What to do:
Copy out every line of the data exactly.
#### Material for this task ####
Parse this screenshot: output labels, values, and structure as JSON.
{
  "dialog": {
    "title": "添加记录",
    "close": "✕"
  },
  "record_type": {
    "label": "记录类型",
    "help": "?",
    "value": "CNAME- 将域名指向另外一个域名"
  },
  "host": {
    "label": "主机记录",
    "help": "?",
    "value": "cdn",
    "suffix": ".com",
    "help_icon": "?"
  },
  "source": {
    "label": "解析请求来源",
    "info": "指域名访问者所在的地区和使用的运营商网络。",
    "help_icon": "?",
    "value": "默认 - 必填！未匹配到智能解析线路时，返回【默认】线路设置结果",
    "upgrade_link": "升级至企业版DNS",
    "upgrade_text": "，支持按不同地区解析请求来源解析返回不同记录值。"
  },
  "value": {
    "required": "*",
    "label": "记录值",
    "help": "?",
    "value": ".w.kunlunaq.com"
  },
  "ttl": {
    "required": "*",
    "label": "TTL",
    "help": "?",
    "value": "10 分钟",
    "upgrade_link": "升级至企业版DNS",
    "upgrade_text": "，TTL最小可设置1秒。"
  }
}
####
Output:
Parse this screenshot: output labels, values, and structure as JSON.
{
  "dialog": {
    "title": "添加记录",
    "close": "✕"
  },
  "record_type": {
    "label": "记录类型",
    "help": "?",
    "value": "CNAME- 将域名指向另外一个域名"
  },
  "host": {
    "label": "主机记录",
    "help": "?",
    "value": "cdn",
    "suffix": ".com",
    "help_icon": "?"
  },
  "source": {
    "label": "解析请求来源",
    "info": "指域名访问者所在的地区和使用的运营商网络。",
    "help_icon": "?",
    "value": "默认 - 必填！未匹配到智能解析线路时，返回【默认】线路设置结果",
    "upgrade_link": "升级至企业版DNS",
    "upgrade_text": "，支持按不同地区解析请求来源解析返回不同记录值。"
  },
  "value": {
    "required": "*",
    "label": "记录值",
    "help": "?",
    "value": ".w.kunlunaq.com"
  },
  "ttl": {
    "required": "*",
    "label": "TTL",
    "help": "?",
    "value": "10 分钟",
    "upgrade_link": "升级至企业版DNS",
    "upgrade_text": "，TTL最小可设置1秒。"
  }
}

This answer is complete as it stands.